» Exercise goal
Print all the entries verbatim.

────────────────────────────────────────

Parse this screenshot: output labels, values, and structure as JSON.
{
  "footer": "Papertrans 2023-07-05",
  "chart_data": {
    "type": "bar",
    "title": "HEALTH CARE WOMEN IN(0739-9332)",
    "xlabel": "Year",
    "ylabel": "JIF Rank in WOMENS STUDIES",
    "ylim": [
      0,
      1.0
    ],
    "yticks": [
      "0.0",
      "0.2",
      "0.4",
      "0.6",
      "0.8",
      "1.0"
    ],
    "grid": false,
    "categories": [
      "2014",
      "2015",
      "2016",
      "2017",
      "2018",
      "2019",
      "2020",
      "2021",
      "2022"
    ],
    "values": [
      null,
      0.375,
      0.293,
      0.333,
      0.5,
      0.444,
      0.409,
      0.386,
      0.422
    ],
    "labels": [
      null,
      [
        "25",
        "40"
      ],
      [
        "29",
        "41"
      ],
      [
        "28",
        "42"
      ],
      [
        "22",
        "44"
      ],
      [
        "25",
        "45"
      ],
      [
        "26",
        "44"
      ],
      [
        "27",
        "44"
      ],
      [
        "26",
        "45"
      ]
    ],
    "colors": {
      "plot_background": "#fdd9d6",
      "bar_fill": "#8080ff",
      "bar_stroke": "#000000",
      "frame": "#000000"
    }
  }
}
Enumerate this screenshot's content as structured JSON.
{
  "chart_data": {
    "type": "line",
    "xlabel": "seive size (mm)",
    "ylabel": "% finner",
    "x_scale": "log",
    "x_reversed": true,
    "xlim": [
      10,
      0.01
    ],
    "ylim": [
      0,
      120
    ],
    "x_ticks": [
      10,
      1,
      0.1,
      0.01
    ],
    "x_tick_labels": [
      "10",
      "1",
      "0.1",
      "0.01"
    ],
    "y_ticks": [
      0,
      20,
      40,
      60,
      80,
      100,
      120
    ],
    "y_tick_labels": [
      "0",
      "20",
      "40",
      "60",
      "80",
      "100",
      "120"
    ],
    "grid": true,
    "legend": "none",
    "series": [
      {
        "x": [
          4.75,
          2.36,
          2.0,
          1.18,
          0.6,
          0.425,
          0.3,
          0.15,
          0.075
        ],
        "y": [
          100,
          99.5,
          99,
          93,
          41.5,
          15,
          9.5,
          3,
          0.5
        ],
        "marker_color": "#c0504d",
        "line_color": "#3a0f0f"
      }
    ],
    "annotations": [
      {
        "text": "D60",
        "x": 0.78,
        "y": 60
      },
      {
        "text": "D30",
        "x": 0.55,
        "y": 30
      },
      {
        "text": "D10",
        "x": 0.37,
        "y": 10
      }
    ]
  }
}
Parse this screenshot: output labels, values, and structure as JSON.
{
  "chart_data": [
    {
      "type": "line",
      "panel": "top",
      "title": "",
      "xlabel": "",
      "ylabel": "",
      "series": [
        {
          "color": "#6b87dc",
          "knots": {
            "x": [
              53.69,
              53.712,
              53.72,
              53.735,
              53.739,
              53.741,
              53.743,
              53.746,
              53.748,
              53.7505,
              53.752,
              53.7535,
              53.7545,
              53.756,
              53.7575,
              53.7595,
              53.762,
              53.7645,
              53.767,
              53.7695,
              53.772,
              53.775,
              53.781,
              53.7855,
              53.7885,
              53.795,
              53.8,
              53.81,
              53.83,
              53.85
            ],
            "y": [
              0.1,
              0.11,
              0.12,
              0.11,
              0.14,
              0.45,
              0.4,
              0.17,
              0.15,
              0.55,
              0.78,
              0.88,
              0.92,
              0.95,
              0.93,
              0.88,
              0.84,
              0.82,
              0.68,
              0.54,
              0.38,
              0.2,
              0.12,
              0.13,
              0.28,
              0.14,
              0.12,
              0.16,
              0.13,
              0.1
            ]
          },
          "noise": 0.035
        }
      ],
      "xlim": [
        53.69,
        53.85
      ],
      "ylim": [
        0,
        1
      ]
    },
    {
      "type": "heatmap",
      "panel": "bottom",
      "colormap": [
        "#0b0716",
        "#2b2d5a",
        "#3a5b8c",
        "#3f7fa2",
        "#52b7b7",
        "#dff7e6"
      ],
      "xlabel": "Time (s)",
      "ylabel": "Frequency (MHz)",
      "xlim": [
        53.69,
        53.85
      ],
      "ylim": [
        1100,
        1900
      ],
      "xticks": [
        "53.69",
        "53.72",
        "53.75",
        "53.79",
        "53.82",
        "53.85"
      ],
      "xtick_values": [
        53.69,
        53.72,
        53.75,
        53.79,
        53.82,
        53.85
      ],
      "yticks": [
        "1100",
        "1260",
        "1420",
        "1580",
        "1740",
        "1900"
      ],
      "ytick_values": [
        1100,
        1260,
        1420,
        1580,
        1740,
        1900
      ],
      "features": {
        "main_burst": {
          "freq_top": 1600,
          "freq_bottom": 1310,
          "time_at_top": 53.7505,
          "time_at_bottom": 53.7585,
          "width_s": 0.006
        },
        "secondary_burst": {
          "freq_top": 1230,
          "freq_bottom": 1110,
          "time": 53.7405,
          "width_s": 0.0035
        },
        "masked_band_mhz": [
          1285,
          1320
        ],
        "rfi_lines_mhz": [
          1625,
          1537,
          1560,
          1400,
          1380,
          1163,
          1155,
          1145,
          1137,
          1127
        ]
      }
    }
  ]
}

────────────────────────────────────────

» Answer for the task
Parse this screenshot: output labels, values, and structure as JSON.
{
  "footer": "Papertrans 2023-07-05",
  "chart_data": {
    "type": "bar",
    "title": "HEALTH CARE WOMEN IN(0739-9332)",
    "xlabel": "Year",
    "ylabel": "JIF Rank in WOMENS STUDIES",
    "ylim": [
      0,
      1.0
    ],
    "yticks": [
      "0.0",
      "0.2",
      "0.4",
      "0.6",
      "0.8",
      "1.0"
    ],
    "grid": false,
    "categories": [
      "2014",
      "2015",
      "2016",
      "2017",
      "2018",
      "2019",
      "2020",
      "2021",
      "2022"
    ],
    "values": [
      null,
      0.375,
      0.293,
      0.333,
      0.5,
      0.444,
      0.409,
      0.386,
      0.422
    ],
    "labels": [
      null,
      [
        "25",
        "40"
      ],
      [
        "29",
        "41"
      ],
      [
        "28",
        "42"
      ],
      [
        "22",
        "44"
      ],
      [
        "25",
        "45"
      ],
      [
        "26",
        "44"
      ],
      [
        "27",
        "44"
      ],
      [
        "26",
        "45"
      ]
    ],
    "colors": {
      "plot_background": "#fdd9d6",
      "bar_fill": "#8080ff",
      "bar_stroke": "#000000",
      "frame": "#000000"
    }
  }
}
Enumerate this screenshot's content as structured JSON.
{
  "chart_data": {
    "type": "line",
    "xlabel": "seive size (mm)",
    "ylabel": "% finner",
    "x_scale": "log",
    "x_reversed": true,
    "xlim": [
      10,
      0.01
    ],
    "ylim": [
      0,
      120
    ],
    "x_ticks": [
      10,
      1,
      0.1,
      0.01
    ],
    "x_tick_labels": [
      "10",
      "1",
      "0.1",
      "0.01"
    ],
    "y_ticks": [
      0,
      20,
      40,
      60,
      80,
      100,
      120
    ],
    "y_tick_labels": [
      "0",
      "20",
      "40",
      "60",
      "80",
      "100",
      "120"
    ],
    "grid": true,
    "legend": "none",
    "series": [
      {
        "x": [
          4.75,
          2.36,
          2.0,
          1.18,
          0.6,
          0.425,
          0.3,
          0.15,
          0.075
        ],
        "y": [
          100,
          99.5,
          99,
          93,
          41.5,
          15,
          9.5,
          3,
          0.5
        ],
        "marker_color": "#c0504d",
        "line_color": "#3a0f0f"
      }
    ],
    "annotations": [
      {
        "text": "D60",
        "x": 0.78,
        "y": 60
      },
      {
        "text": "D30",
        "x": 0.55,
        "y": 30
      },
      {
        "text": "D10",
        "x": 0.37,
        "y": 10
      }
    ]
  }
}
Parse this screenshot: output labels, values, and structure as JSON.
{
  "chart_data": [
    {
      "type": "line",
      "panel": "top",
      "title": "",
      "xlabel": "",
      "ylabel": "",
      "series": [
        {
          "color": "#6b87dc",
          "knots": {
            "x": [
              53.69,
              53.712,
              53.72,
              53.735,
              53.739,
              53.741,
              53.743,
              53.746,
              53.748,
              53.7505,
              53.752,
              53.7535,
              53.7545,
              53.756,
              53.7575,
              53.7595,
              53.762,
              53.7645,
              53.767,
              53.7695,
              53.772,
              53.775,
              53.781,
              53.7855,
              53.7885,
              53.795,
              53.8,
              53.81,
              53.83,
              53.85
            ],
            "y": [
              0.1,
              0.11,
              0.12,
              0.11,
              0.14,
              0.45,
              0.4,
              0.17,
              0.15,
              0.55,
              0.78,
              0.88,
              0.92,
              0.95,
              0.93,
              0.88,
              0.84,
              0.82,
              0.68,
              0.54,
              0.38,
              0.2,
              0.12,
              0.13,
              0.28,
              0.14,
              0.12,
              0.16,
              0.13,
              0.1
            ]
          },
          "noise": 0.035
        }
      ],
      "xlim": [
        53.69,
        53.85
      ],
      "ylim": [
        0,
        1
      ]
    },
    {
      "type": "heatmap",
      "panel": "bottom",
      "colormap": [
        "#0b0716",
        "#2b2d5a",
        "#3a5b8c",
        "#3f7fa2",
        "#52b7b7",
        "#dff7e6"
      ],
      "xlabel": "Time (s)",
      "ylabel": "Frequency (MHz)",
      "xlim": [
        53.69,
        53.85
      ],
      "ylim": [
        1100,
        1900
      ],
      "xticks": [
        "53.69",
        "53.72",
        "53.75",
        "53.79",
        "53.82",
        "53.85"
      ],
      "xtick_values": [
        53.69,
        53.72,
        53.75,
        53.79,
        53.82,
        53.85
      ],
      "yticks": [
        "1100",
        "1260",
        "1420",
        "1580",
        "1740",
        "1900"
      ],
      "ytick_values": [
        1100,
        1260,
        1420,
        1580,
        1740,
        1900
      ],
      "features": {
        "main_burst": {
          "freq_top": 1600,
          "freq_bottom": 1310,
          "time_at_top": 53.7505,
          "time_at_bottom": 53.7585,
          "width_s": 0.006
        },
        "secondary_burst": {
          "freq_top": 1230,
          "freq_bottom": 1110,
          "time": 53.7405,
          "width_s": 0.0035
        },
        "masked_band_mhz": [
          1285,
          1320
        ],
        "rfi_lines_mhz": [
          1625,
          1537,
          1560,
          1400,
          1380,
          1163,
          1155,
          1145,
          1137,
          1127
        ]
      }
    }
  ]
}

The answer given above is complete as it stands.